- What to do -
Find and copy each line of the records where the string "insg" shows up.

(Data entries)
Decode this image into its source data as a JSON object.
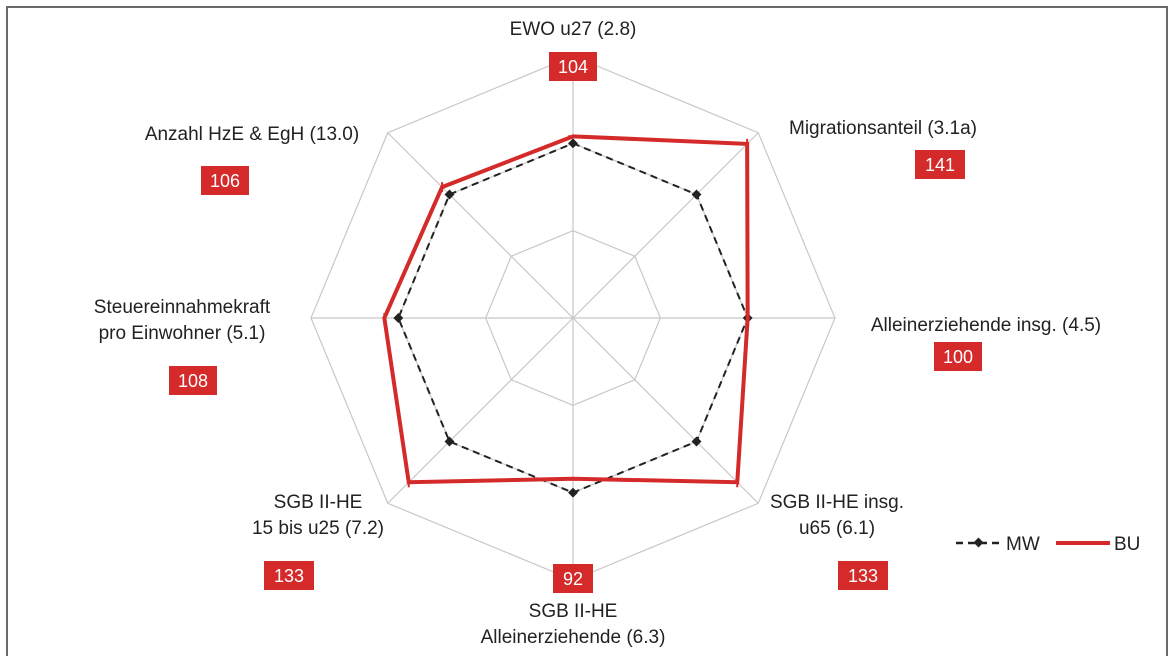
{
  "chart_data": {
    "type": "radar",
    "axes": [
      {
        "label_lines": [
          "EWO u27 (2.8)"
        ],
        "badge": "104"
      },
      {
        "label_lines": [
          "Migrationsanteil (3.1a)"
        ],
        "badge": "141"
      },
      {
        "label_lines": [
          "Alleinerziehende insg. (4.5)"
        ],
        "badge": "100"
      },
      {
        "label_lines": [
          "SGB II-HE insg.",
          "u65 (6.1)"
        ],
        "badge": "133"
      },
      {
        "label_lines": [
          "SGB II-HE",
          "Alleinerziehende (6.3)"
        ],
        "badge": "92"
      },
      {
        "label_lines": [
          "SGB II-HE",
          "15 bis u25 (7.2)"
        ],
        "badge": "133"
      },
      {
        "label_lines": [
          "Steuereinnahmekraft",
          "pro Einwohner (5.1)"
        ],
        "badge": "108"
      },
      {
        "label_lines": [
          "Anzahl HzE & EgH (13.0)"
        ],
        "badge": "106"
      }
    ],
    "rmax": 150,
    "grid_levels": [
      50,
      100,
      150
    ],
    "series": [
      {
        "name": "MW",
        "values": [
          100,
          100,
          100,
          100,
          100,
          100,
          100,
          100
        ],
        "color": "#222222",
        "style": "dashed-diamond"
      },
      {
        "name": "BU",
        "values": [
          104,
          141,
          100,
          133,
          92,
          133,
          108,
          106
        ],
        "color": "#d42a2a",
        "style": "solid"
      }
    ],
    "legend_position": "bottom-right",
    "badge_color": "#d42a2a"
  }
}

* * *

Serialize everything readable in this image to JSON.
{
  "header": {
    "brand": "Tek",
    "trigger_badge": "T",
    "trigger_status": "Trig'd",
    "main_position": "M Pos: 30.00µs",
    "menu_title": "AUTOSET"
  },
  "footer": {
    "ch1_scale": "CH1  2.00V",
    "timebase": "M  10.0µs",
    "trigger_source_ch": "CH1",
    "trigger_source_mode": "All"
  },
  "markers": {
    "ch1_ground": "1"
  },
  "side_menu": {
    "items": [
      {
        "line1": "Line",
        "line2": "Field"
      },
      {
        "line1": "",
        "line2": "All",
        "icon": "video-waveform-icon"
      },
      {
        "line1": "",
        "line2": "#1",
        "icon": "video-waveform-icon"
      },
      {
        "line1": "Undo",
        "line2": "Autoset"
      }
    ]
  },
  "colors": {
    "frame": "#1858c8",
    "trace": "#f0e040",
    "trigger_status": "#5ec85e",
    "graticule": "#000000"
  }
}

- Response to the task -
          "Alleinerziehende insg. (4.5)"
          "SGB II-HE insg.",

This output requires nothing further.